------ TASK DATA ------

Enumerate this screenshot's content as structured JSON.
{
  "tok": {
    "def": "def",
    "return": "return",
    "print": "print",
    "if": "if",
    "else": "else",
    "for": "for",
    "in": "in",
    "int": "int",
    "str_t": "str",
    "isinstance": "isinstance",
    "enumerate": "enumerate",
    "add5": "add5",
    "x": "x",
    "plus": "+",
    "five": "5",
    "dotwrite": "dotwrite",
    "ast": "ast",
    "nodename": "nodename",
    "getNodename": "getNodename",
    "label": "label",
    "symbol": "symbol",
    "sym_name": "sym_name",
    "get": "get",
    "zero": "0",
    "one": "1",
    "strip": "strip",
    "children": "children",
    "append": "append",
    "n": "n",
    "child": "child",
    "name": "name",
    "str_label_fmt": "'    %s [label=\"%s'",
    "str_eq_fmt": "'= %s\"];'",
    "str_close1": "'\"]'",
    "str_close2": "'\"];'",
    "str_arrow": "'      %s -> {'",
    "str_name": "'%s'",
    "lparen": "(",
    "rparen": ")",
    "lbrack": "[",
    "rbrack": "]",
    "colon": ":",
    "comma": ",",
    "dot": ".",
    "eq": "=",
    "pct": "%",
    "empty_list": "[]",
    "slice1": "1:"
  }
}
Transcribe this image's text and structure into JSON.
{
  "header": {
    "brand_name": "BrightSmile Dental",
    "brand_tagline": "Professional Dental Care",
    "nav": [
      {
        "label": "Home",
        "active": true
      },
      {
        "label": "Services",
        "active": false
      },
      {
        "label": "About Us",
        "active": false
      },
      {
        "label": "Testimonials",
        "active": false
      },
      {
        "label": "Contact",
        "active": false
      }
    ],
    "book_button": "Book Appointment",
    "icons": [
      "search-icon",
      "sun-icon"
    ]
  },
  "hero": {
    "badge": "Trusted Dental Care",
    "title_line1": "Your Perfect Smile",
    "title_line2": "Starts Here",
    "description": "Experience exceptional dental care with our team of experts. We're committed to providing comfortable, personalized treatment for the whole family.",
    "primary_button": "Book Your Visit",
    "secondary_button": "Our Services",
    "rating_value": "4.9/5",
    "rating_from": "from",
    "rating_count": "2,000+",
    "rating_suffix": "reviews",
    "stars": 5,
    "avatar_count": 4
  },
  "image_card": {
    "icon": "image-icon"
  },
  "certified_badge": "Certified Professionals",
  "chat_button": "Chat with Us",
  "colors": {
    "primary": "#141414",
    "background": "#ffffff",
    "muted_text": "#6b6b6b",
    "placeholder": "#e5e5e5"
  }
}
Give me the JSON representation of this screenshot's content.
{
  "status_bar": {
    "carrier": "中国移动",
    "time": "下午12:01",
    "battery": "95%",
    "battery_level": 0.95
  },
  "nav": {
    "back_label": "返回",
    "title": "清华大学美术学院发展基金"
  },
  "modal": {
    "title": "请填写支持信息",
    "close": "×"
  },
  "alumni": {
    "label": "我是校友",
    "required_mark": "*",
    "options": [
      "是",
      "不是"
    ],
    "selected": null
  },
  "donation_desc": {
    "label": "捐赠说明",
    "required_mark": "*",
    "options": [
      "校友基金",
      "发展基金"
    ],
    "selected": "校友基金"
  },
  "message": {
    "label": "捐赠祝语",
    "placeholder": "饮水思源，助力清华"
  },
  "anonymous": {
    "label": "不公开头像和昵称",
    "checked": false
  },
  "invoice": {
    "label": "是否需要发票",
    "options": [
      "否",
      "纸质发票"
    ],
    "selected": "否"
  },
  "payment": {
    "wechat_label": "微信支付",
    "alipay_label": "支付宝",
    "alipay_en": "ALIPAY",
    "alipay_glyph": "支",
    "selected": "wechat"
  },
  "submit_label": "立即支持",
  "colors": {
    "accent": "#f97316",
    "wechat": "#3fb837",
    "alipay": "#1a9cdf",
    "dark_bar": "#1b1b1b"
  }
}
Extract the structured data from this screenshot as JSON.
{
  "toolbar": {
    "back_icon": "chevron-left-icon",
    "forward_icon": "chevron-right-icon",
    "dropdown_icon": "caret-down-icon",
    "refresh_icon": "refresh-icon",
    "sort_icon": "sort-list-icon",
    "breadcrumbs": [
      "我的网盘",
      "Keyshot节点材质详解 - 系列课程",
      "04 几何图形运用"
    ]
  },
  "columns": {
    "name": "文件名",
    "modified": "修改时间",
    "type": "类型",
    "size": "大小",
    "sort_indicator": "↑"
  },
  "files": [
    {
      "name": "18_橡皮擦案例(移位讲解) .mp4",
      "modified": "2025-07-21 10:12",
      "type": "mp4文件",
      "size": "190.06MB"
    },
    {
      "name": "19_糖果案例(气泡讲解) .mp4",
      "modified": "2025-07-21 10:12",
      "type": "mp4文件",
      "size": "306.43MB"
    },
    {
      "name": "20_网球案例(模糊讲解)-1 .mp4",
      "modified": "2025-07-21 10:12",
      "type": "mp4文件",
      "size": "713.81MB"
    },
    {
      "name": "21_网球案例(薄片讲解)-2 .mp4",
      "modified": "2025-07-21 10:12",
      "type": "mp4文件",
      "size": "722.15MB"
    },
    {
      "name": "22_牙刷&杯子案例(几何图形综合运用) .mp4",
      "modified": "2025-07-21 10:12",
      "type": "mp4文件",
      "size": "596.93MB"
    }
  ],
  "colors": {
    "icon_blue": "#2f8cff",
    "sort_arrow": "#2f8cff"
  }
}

------

TASK DESCRIPTION | Go through the data and return every record exactly.

RESULT OF THIS EXERCISE |
Enumerate this screenshot's content as structured JSON.
{
  "tok": {
    "def": "def",
    "return": "return",
    "print": "print",
    "if": "if",
    "else": "else",
    "for": "for",
    "in": "in",
    "int": "int",
    "str_t": "str",
    "isinstance": "isinstance",
    "enumerate": "enumerate",
    "add5": "add5",
    "x": "x",
    "plus": "+",
    "five": "5",
    "dotwrite": "dotwrite",
    "ast": "ast",
    "nodename": "nodename",
    "getNodename": "getNodename",
    "label": "label",
    "symbol": "symbol",
    "sym_name": "sym_name",
    "get": "get",
    "zero": "0",
    "one": "1",
    "strip": "strip",
    "children": "children",
    "append": "append",
    "n": "n",
    "child": "child",
    "name": "name",
    "str_label_fmt": "'    %s [label=\"%s'",
    "str_eq_fmt": "'= %s\"];'",
    "str_close1": "'\"]'",
    "str_close2": "'\"];'",
    "str_arrow": "'      %s -> {'",
    "str_name": "'%s'",
    "lparen": "(",
    "rparen": ")",
    "lbrack": "[",
    "rbrack": "]",
    "colon": ":",
    "comma": ",",
    "dot": ".",
    "eq": "=",
    "pct": "%",
    "empty_list": "[]",
    "slice1": "1:"
  }
}
Transcribe this image's text and structure into JSON.
{
  "header": {
    "brand_name": "BrightSmile Dental",
    "brand_tagline": "Professional Dental Care",
    "nav": [
      {
        "label": "Home",
        "active": true
      },
      {
        "label": "Services",
        "active": false
      },
      {
        "label": "About Us",
        "active": false
      },
      {
        "label": "Testimonials",
        "active": false
      },
      {
        "label": "Contact",
        "active": false
      }
    ],
    "book_button": "Book Appointment",
    "icons": [
      "search-icon",
      "sun-icon"
    ]
  },
  "hero": {
    "badge": "Trusted Dental Care",
    "title_line1": "Your Perfect Smile",
    "title_line2": "Starts Here",
    "description": "Experience exceptional dental care with our team of experts. We're committed to providing comfortable, personalized treatment for the whole family.",
    "primary_button": "Book Your Visit",
    "secondary_button": "Our Services",
    "rating_value": "4.9/5",
    "rating_from": "from",
    "rating_count": "2,000+",
    "rating_suffix": "reviews",
    "stars": 5,
    "avatar_count": 4
  },
  "image_card": {
    "icon": "image-icon"
  },
  "certified_badge": "Certified Professionals",
  "chat_button": "Chat with Us",
  "colors": {
    "primary": "#141414",
    "background": "#ffffff",
    "muted_text": "#6b6b6b",
    "placeholder": "#e5e5e5"
  }
}
Give me the JSON representation of this screenshot's content.
{
  "status_bar": {
    "carrier": "中国移动",
    "time": "下午12:01",
    "battery": "95%",
    "battery_level": 0.95
  },
  "nav": {
    "back_label": "返回",
    "title": "清华大学美术学院发展基金"
  },
  "modal": {
    "title": "请填写支持信息",
    "close": "×"
  },
  "alumni": {
    "label": "我是校友",
    "required_mark": "*",
    "options": [
      "是",
      "不是"
    ],
    "selected": null
  },
  "donation_desc": {
    "label": "捐赠说明",
    "required_mark": "*",
    "options": [
      "校友基金",
      "发展基金"
    ],
    "selected": "校友基金"
  },
  "message": {
    "label": "捐赠祝语",
    "placeholder": "饮水思源，助力清华"
  },
  "anonymous": {
    "label": "不公开头像和昵称",
    "checked": false
  },
  "invoice": {
    "label": "是否需要发票",
    "options": [
      "否",
      "纸质发票"
    ],
    "selected": "否"
  },
  "payment": {
    "wechat_label": "微信支付",
    "alipay_label": "支付宝",
    "alipay_en": "ALIPAY",
    "alipay_glyph": "支",
    "selected": "wechat"
  },
  "submit_label": "立即支持",
  "colors": {
    "accent": "#f97316",
    "wechat": "#3fb837",
    "alipay": "#1a9cdf",
    "dark_bar": "#1b1b1b"
  }
}
Extract the structured data from this screenshot as JSON.
{
  "toolbar": {
    "back_icon": "chevron-left-icon",
    "forward_icon": "chevron-right-icon",
    "dropdown_icon": "caret-down-icon",
    "refresh_icon": "refresh-icon",
    "sort_icon": "sort-list-icon",
    "breadcrumbs": [
      "我的网盘",
      "Keyshot节点材质详解 - 系列课程",
      "04 几何图形运用"
    ]
  },
  "columns": {
    "name": "文件名",
    "modified": "修改时间",
    "type": "类型",
    "size": "大小",
    "sort_indicator": "↑"
  },
  "files": [
    {
      "name": "18_橡皮擦案例(移位讲解) .mp4",
      "modified": "2025-07-21 10:12",
      "type": "mp4文件",
      "size": "190.06MB"
    },
    {
      "name": "19_糖果案例(气泡讲解) .mp4",
      "modified": "2025-07-21 10:12",
      "type": "mp4文件",
      "size": "306.43MB"
    },
    {
      "name": "20_网球案例(模糊讲解)-1 .mp4",
      "modified": "2025-07-21 10:12",
      "type": "mp4文件",
      "size": "713.81MB"
    },
    {
      "name": "21_网球案例(薄片讲解)-2 .mp4",
      "modified": "2025-07-21 10:12",
      "type": "mp4文件",
      "size": "722.15MB"
    },
    {
      "name": "22_牙刷&杯子案例(几何图形综合运用) .mp4",
      "modified": "2025-07-21 10:12",
      "type": "mp4文件",
      "size": "596.93MB"
    }
  ],
  "colors": {
    "icon_blue": "#2f8cff",
    "sort_arrow": "#2f8cff"
  }
}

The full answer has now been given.